** Start **

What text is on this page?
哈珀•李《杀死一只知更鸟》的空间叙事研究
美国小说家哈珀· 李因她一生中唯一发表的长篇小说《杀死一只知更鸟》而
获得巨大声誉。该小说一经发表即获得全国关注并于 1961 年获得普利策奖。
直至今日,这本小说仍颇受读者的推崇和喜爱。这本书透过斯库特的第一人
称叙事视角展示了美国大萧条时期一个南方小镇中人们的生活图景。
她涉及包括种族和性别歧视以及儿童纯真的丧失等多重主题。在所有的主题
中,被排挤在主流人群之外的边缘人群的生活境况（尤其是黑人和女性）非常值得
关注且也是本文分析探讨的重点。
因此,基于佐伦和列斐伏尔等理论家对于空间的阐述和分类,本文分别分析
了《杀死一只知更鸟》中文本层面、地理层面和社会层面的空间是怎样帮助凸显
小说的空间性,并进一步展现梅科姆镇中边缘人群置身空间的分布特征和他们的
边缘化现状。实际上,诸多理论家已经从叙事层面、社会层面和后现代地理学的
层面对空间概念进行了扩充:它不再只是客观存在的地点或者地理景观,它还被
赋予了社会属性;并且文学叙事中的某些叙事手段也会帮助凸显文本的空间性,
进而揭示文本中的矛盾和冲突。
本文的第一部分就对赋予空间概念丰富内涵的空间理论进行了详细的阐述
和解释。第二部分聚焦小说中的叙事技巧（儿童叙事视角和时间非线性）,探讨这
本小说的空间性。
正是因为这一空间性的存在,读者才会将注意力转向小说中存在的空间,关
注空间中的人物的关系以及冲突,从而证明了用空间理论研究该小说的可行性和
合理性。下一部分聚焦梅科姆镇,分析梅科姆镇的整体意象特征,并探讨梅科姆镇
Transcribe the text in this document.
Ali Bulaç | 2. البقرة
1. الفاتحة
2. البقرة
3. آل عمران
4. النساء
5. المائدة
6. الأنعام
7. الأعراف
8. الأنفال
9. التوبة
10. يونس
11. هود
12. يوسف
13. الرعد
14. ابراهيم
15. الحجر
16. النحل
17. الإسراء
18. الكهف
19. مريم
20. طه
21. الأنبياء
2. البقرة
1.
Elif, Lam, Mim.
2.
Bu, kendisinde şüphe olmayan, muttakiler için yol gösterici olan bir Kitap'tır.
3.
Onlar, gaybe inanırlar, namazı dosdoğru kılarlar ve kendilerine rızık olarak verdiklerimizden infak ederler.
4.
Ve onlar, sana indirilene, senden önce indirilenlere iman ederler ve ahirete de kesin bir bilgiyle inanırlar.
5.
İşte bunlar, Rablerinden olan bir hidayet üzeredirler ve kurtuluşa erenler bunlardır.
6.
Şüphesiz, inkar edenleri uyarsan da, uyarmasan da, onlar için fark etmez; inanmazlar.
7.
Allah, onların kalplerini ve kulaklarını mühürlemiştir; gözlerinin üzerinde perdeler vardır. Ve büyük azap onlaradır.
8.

** End **

• What the task asks:
Write out all of the records once more, exactly.

• Task result:
What text is on this page?
哈珀•李《杀死一只知更鸟》的空间叙事研究
美国小说家哈珀· 李因她一生中唯一发表的长篇小说《杀死一只知更鸟》而
获得巨大声誉。该小说一经发表即获得全国关注并于 1961 年获得普利策奖。
直至今日,这本小说仍颇受读者的推崇和喜爱。这本书透过斯库特的第一人
称叙事视角展示了美国大萧条时期一个南方小镇中人们的生活图景。
她涉及包括种族和性别歧视以及儿童纯真的丧失等多重主题。在所有的主题
中,被排挤在主流人群之外的边缘人群的生活境况（尤其是黑人和女性）非常值得
关注且也是本文分析探讨的重点。
因此,基于佐伦和列斐伏尔等理论家对于空间的阐述和分类,本文分别分析
了《杀死一只知更鸟》中文本层面、地理层面和社会层面的空间是怎样帮助凸显
小说的空间性,并进一步展现梅科姆镇中边缘人群置身空间的分布特征和他们的
边缘化现状。实际上,诸多理论家已经从叙事层面、社会层面和后现代地理学的
层面对空间概念进行了扩充:它不再只是客观存在的地点或者地理景观,它还被
赋予了社会属性;并且文学叙事中的某些叙事手段也会帮助凸显文本的空间性,
进而揭示文本中的矛盾和冲突。
本文的第一部分就对赋予空间概念丰富内涵的空间理论进行了详细的阐述
和解释。第二部分聚焦小说中的叙事技巧（儿童叙事视角和时间非线性）,探讨这
本小说的空间性。
正是因为这一空间性的存在,读者才会将注意力转向小说中存在的空间,关
注空间中的人物的关系以及冲突,从而证明了用空间理论研究该小说的可行性和
合理性。下一部分聚焦梅科姆镇,分析梅科姆镇的整体意象特征,并探讨梅科姆镇
Transcribe the text in this document.
Ali Bulaç | 2. البقرة
1. الفاتحة
2. البقرة
3. آل عمران
4. النساء
5. المائدة
6. الأنعام
7. الأعراف
8. الأنفال
9. التوبة
10. يونس
11. هود
12. يوسف
13. الرعد
14. ابراهيم
15. الحجر
16. النحل
17. الإسراء
18. الكهف
19. مريم
20. طه
21. الأنبياء
2. البقرة
1.
Elif, Lam, Mim.
2.
Bu, kendisinde şüphe olmayan, muttakiler için yol gösterici olan bir Kitap'tır.
3.
Onlar, gaybe inanırlar, namazı dosdoğru kılarlar ve kendilerine rızık olarak verdiklerimizden infak ederler.
4.
Ve onlar, sana indirilene, senden önce indirilenlere iman ederler ve ahirete de kesin bir bilgiyle inanırlar.
5.
İşte bunlar, Rablerinden olan bir hidayet üzeredirler ve kurtuluşa erenler bunlardır.
6.
Şüphesiz, inkar edenleri uyarsan da, uyarmasan da, onlar için fark etmez; inanmazlar.
7.
Allah, onların kalplerini ve kulaklarını mühürlemiştir; gözlerinin üzerinde perdeler vardır. Ve büyük azap onlaradır.
8.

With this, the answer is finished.